[Stored data entries]
'''

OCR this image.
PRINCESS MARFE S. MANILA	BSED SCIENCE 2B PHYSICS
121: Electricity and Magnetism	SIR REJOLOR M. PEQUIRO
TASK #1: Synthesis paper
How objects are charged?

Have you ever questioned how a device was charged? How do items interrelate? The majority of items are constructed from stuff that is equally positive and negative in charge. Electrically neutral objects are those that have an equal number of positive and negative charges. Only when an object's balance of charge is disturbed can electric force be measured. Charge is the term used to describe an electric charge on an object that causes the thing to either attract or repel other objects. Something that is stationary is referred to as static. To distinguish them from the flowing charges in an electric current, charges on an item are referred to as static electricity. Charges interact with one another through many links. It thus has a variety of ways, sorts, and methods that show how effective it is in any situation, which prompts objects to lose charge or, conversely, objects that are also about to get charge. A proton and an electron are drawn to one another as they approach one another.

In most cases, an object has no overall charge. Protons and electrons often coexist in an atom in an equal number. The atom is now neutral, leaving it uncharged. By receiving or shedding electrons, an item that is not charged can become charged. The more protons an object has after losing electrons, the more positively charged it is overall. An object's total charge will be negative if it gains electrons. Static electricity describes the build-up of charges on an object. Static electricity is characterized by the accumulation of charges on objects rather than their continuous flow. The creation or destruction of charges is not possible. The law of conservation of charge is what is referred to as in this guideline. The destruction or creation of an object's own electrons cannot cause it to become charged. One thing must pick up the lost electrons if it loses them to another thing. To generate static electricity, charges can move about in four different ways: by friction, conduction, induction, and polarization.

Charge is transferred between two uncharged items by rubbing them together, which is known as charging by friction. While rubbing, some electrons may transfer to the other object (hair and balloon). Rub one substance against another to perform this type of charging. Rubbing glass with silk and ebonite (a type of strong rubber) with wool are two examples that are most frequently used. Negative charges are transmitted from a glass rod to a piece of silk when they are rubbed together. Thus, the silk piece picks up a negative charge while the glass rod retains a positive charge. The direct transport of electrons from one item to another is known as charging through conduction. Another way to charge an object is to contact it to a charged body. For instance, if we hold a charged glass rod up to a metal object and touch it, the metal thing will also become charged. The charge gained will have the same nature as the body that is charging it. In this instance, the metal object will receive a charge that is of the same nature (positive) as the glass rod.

'''

Task statement:
Exactly reproduce all of the entries.

The output:
OCR this image.
PRINCESS MARFE S. MANILA	BSED SCIENCE 2B PHYSICS
121: Electricity and Magnetism	SIR REJOLOR M. PEQUIRO
TASK #1: Synthesis paper
How objects are charged?

Have you ever questioned how a device was charged? How do items interrelate? The majority of items are constructed from stuff that is equally positive and negative in charge. Electrically neutral objects are those that have an equal number of positive and negative charges. Only when an object's balance of charge is disturbed can electric force be measured. Charge is the term used to describe an electric charge on an object that causes the thing to either attract or repel other objects. Something that is stationary is referred to as static. To distinguish them from the flowing charges in an electric current, charges on an item are referred to as static electricity. Charges interact with one another through many links. It thus has a variety of ways, sorts, and methods that show how effective it is in any situation, which prompts objects to lose charge or, conversely, objects that are also about to get charge. A proton and an electron are drawn to one another as they approach one another.

In most cases, an object has no overall charge. Protons and electrons often coexist in an atom in an equal number. The atom is now neutral, leaving it uncharged. By receiving or shedding electrons, an item that is not charged can become charged. The more protons an object has after losing electrons, the more positively charged it is overall. An object's total charge will be negative if it gains electrons. Static electricity describes the build-up of charges on an object. Static electricity is characterized by the accumulation of charges on objects rather than their continuous flow. The creation or destruction of charges is not possible. The law of conservation of charge is what is referred to as in this guideline. The destruction or creation of an object's own electrons cannot cause it to become charged. One thing must pick up the lost electrons if it loses them to another thing. To generate static electricity, charges can move about in four different ways: by friction, conduction, induction, and polarization.

Charge is transferred between two uncharged items by rubbing them together, which is known as charging by friction. While rubbing, some electrons may transfer to the other object (hair and balloon). Rub one substance against another to perform this type of charging. Rubbing glass with silk and ebonite (a type of strong rubber) with wool are two examples that are most frequently used. Negative charges are transmitted from a glass rod to a piece of silk when they are rubbed together. Thus, the silk piece picks up a negative charge while the glass rod retains a positive charge. The direct transport of electrons from one item to another is known as charging through conduction. Another way to charge an object is to contact it to a charged body. For instance, if we hold a charged glass rod up to a metal object and touch it, the metal thing will also become charged. The charge gained will have the same nature as the body that is charging it. In this instance, the metal object will receive a charge that is of the same nature (positive) as the glass rod.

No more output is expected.